YOUR OBJECTIVE:
Check each line of the entries below for the word "endoscopic", then report how many have it, with no other words.

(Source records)

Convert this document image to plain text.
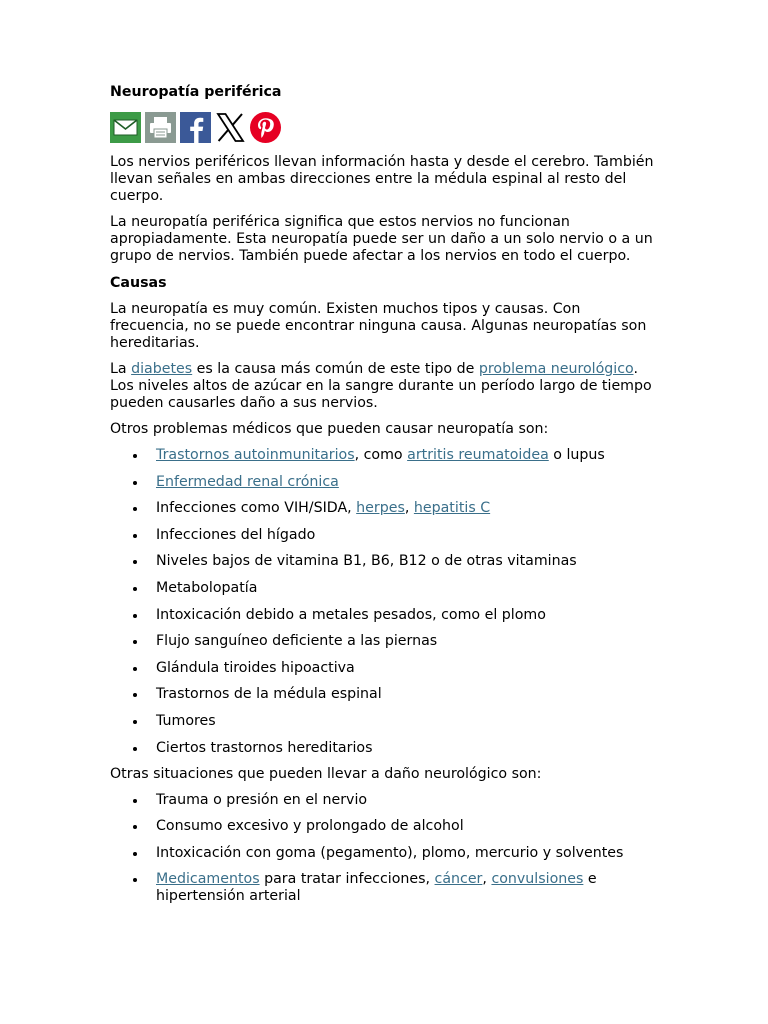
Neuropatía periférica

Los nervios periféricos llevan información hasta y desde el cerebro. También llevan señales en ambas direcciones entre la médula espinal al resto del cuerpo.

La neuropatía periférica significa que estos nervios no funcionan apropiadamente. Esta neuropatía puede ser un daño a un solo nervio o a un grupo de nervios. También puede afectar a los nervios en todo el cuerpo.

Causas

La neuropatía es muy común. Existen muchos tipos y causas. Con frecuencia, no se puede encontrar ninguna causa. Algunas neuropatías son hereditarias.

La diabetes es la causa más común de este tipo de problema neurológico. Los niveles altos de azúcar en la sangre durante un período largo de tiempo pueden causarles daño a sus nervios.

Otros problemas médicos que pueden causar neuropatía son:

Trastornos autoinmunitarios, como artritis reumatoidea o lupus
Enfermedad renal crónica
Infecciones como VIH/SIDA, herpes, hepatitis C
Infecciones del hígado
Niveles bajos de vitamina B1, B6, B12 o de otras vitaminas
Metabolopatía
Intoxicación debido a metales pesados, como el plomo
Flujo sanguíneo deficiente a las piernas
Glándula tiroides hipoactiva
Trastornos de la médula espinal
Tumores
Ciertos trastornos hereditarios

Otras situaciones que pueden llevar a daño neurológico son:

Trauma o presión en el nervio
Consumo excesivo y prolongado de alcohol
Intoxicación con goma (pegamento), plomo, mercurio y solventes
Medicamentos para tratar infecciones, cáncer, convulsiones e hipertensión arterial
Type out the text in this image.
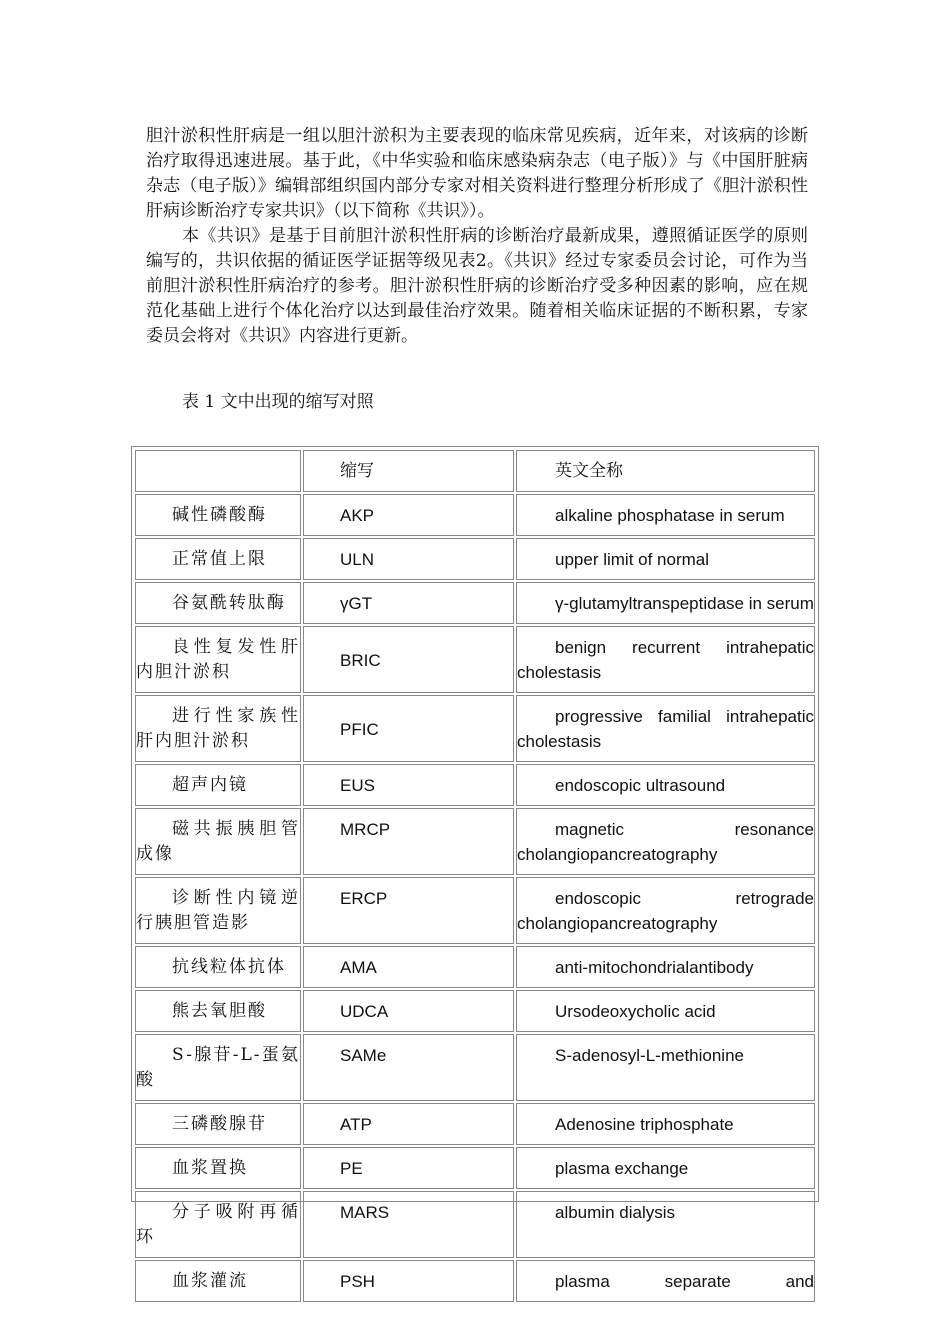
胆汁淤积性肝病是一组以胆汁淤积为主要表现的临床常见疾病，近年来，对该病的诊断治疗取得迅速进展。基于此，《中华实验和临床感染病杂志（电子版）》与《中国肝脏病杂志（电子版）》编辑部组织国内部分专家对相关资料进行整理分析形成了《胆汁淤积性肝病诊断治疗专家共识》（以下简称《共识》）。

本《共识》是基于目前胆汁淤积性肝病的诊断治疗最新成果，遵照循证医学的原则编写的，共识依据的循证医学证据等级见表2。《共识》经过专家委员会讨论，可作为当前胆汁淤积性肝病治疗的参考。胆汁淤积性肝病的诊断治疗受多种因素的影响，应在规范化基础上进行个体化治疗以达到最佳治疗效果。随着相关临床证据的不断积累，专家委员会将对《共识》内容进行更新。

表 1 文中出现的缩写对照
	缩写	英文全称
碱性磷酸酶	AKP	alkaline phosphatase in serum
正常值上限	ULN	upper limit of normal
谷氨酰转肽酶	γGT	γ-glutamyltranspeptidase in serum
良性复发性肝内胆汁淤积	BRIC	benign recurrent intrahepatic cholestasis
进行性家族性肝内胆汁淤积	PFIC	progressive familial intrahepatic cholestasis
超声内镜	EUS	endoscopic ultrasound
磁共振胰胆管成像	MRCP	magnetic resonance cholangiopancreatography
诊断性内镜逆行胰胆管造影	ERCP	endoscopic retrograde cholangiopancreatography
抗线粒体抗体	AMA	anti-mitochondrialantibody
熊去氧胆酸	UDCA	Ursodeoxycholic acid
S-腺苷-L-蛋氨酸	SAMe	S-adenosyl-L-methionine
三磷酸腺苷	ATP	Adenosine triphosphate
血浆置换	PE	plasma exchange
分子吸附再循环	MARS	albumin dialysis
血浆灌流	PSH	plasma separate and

--

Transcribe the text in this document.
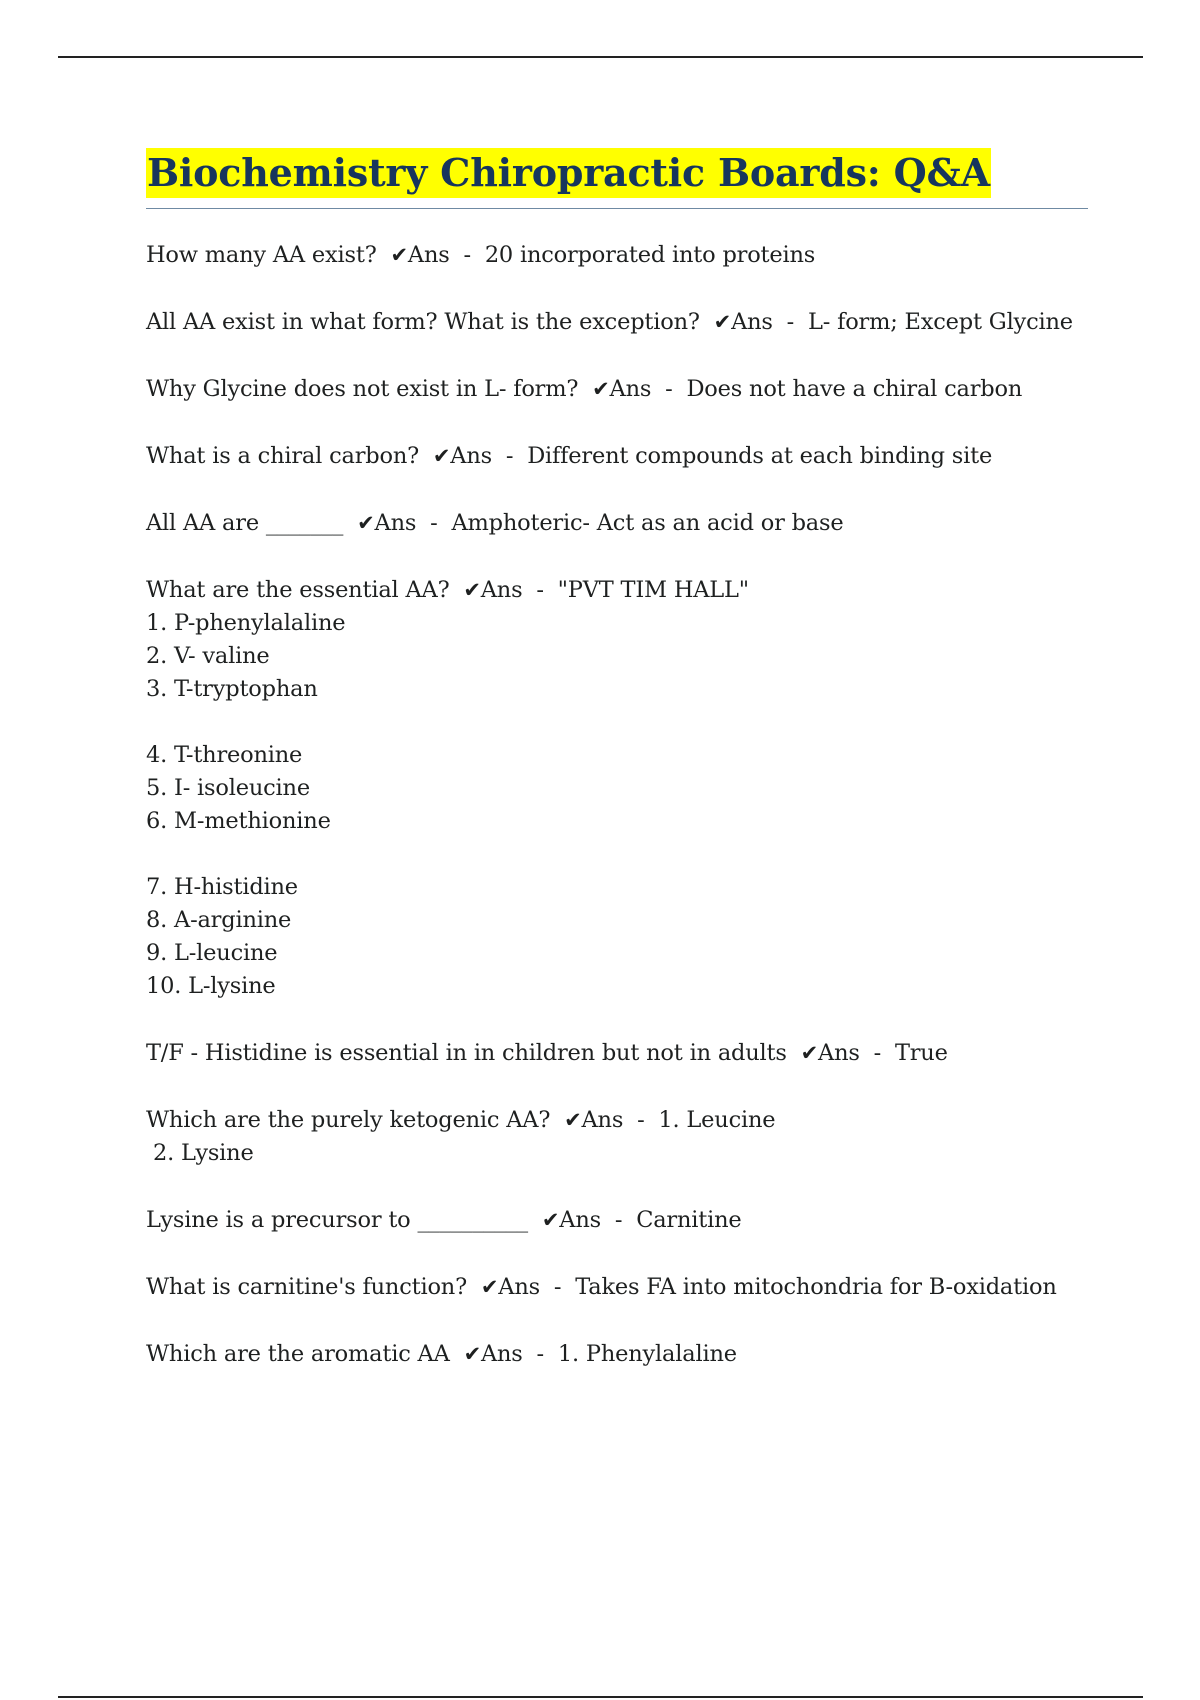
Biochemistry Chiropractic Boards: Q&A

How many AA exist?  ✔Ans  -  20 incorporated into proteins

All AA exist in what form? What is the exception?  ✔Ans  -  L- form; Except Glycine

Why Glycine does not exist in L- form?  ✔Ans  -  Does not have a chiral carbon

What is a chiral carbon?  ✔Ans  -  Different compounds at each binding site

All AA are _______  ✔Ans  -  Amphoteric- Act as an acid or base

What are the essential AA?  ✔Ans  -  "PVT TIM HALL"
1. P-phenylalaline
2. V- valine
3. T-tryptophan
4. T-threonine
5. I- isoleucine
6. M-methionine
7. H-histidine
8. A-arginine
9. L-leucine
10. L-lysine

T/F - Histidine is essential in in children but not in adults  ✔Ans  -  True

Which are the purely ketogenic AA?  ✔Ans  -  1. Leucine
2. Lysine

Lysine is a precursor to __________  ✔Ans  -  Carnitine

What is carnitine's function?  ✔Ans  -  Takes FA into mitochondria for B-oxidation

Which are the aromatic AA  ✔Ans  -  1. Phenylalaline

WRITTEN ANSWER:
2